> [RECORDED INFORMATION]:
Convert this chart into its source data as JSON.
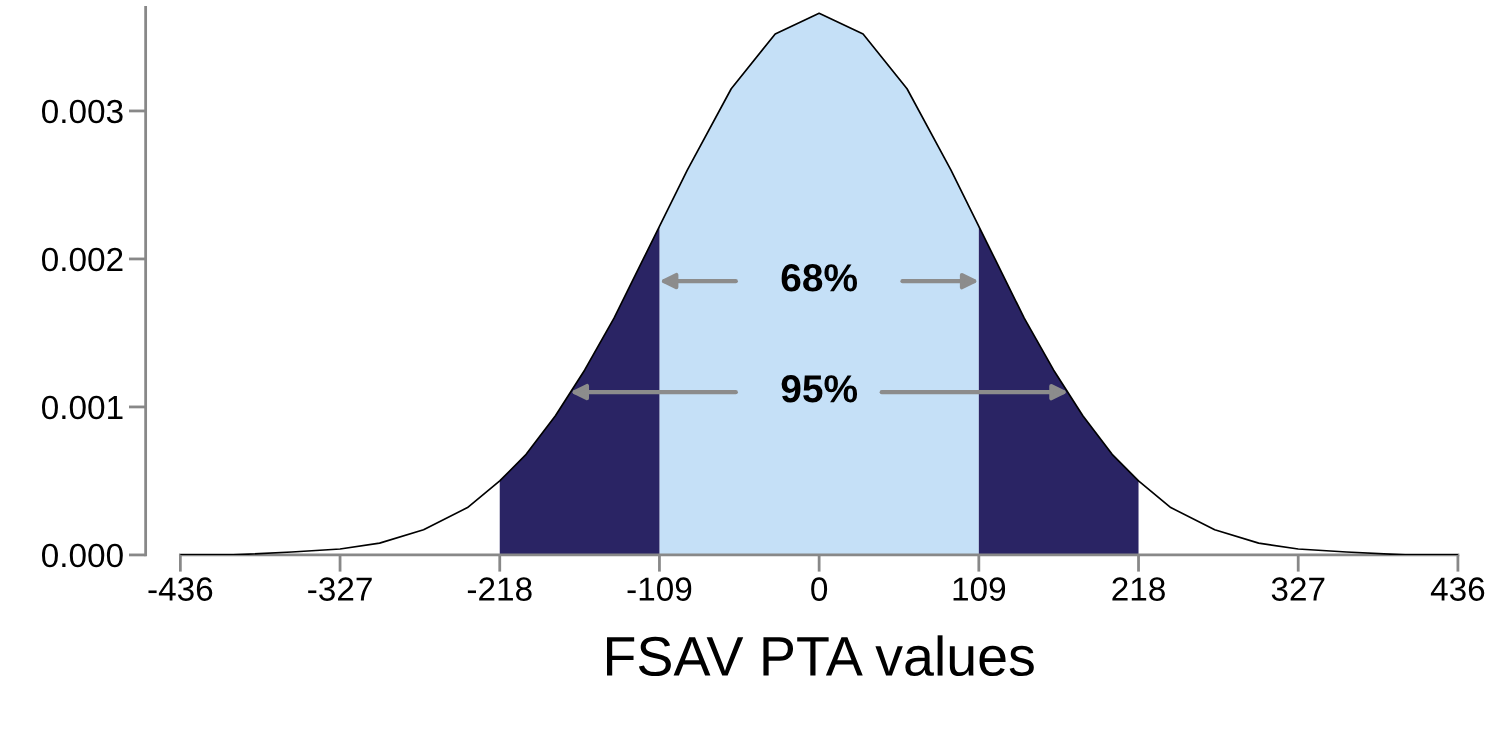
{
  "chart_data": {
    "type": "area",
    "xlabel": "FSAV PTA values",
    "series": [
      {
        "color": "#c5e0f7",
        "x": [
          -109,
          -90,
          -60,
          -30,
          0,
          30,
          60,
          90,
          109
        ],
        "values": [
          0.00222,
          0.0026,
          0.00315,
          0.00352,
          0.00366,
          0.00352,
          0.00315,
          0.0026,
          0.00222
        ]
      },
      {
        "color": "#2a2464",
        "x": [
          -218,
          -200,
          -180,
          -160,
          -140,
          -120,
          -109,
          0,
          109,
          120,
          140,
          160,
          180,
          200,
          218
        ],
        "values": [
          0.0005,
          0.00068,
          0.00094,
          0.00125,
          0.0016,
          0.002,
          0.00222,
          null,
          0.00222,
          0.002,
          0.0016,
          0.00125,
          0.00094,
          0.00068,
          0.0005
        ]
      },
      {
        "type": "line",
        "color": "#000000",
        "x": [
          -436,
          -400,
          -360,
          -327,
          -300,
          -270,
          -240,
          -218,
          -200,
          -180,
          -160,
          -140,
          -120,
          -109,
          -90,
          -60,
          -30,
          0,
          30,
          60,
          90,
          109,
          120,
          140,
          160,
          180,
          200,
          218,
          240,
          270,
          300,
          327,
          360,
          400,
          436
        ],
        "values": [
          0.0,
          0.0,
          2e-05,
          4e-05,
          8e-05,
          0.00017,
          0.00032,
          0.0005,
          0.00068,
          0.00094,
          0.00125,
          0.0016,
          0.002,
          0.00222,
          0.0026,
          0.00315,
          0.00352,
          0.00366,
          0.00352,
          0.00315,
          0.0026,
          0.00222,
          0.002,
          0.0016,
          0.00125,
          0.00094,
          0.00068,
          0.0005,
          0.00032,
          0.00017,
          8e-05,
          4e-05,
          2e-05,
          0.0,
          0.0
        ]
      }
    ],
    "annotations": [
      "68%",
      {
        "text": "95%",
        "x": 170,
        "y": 0.0011
      }
    ],
    "xlim": [
      -436,
      436
    ],
    "ylim": [
      0,
      0.0037
    ],
    "xticks": [
      -436,
      -327,
      -218,
      -109,
      0,
      109,
      218,
      327,
      436
    ],
    "yticks": [
      {
        "value": 0,
        "label": "0.000"
      },
      {
        "value": 0.001,
        "label": "0.001"
      },
      {
        "value": 0.002,
        "label": "0.002"
      },
      {
        "value": 0.003,
        "label": "0.003"
      }
    ],
    "grid": false
  }
}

> [GIVEN EXERCISE]: All records should be output exactly, with the pictures left out.

> [FINISHED EXERCISE]:
Convert this chart into its source data as JSON.
{
  "chart_data": {
    "type": "area",
    "xlabel": "FSAV PTA values",
    "series": [
      {
        "color": "#c5e0f7",
        "x": [
          -109,
          -90,
          -60,
          -30,
          0,
          30,
          60,
          90,
          109
        ],
        "values": [
          0.00222,
          0.0026,
          0.00315,
          0.00352,
          0.00366,
          0.00352,
          0.00315,
          0.0026,
          0.00222
        ]
      },
      {
        "color": "#2a2464",
        "x": [
          -218,
          -200,
          -180,
          -160,
          -140,
          -120,
          -109,
          0,
          109,
          120,
          140,
          160,
          180,
          200,
          218
        ],
        "values": [
          0.0005,
          0.00068,
          0.00094,
          0.00125,
          0.0016,
          0.002,
          0.00222,
          null,
          0.00222,
          0.002,
          0.0016,
          0.00125,
          0.00094,
          0.00068,
          0.0005
        ]
      },
      {
        "type": "line",
        "color": "#000000",
        "x": [
          -436,
          -400,
          -360,
          -327,
          -300,
          -270,
          -240,
          -218,
          -200,
          -180,
          -160,
          -140,
          -120,
          -109,
          -90,
          -60,
          -30,
          0,
          30,
          60,
          90,
          109,
          120,
          140,
          160,
          180,
          200,
          218,
          240,
          270,
          300,
          327,
          360,
          400,
          436
        ],
        "values": [
          0.0,
          0.0,
          2e-05,
          4e-05,
          8e-05,
          0.00017,
          0.00032,
          0.0005,
          0.00068,
          0.00094,
          0.00125,
          0.0016,
          0.002,
          0.00222,
          0.0026,
          0.00315,
          0.00352,
          0.00366,
          0.00352,
          0.00315,
          0.0026,
          0.00222,
          0.002,
          0.0016,
          0.00125,
          0.00094,
          0.00068,
          0.0005,
          0.00032,
          0.00017,
          8e-05,
          4e-05,
          2e-05,
          0.0,
          0.0
        ]
      }
    ],
    "annotations": [
      "68%",
      {
        "text": "95%",
        "x": 170,
        "y": 0.0011
      }
    ],
    "xlim": [
      -436,
      436
    ],
    "ylim": [
      0,
      0.0037
    ],
    "xticks": [
      -436,
      -327,
      -218,
      -109,
      0,
      109,
      218,
      327,
      436
    ],
    "yticks": [
      {
        "value": 0,
        "label": "0.000"
      },
      {
        "value": 0.001,
        "label": "0.001"
      },
      {
        "value": 0.002,
        "label": "0.002"
      },
      {
        "value": 0.003,
        "label": "0.003"
      }
    ],
    "grid": false
  }
}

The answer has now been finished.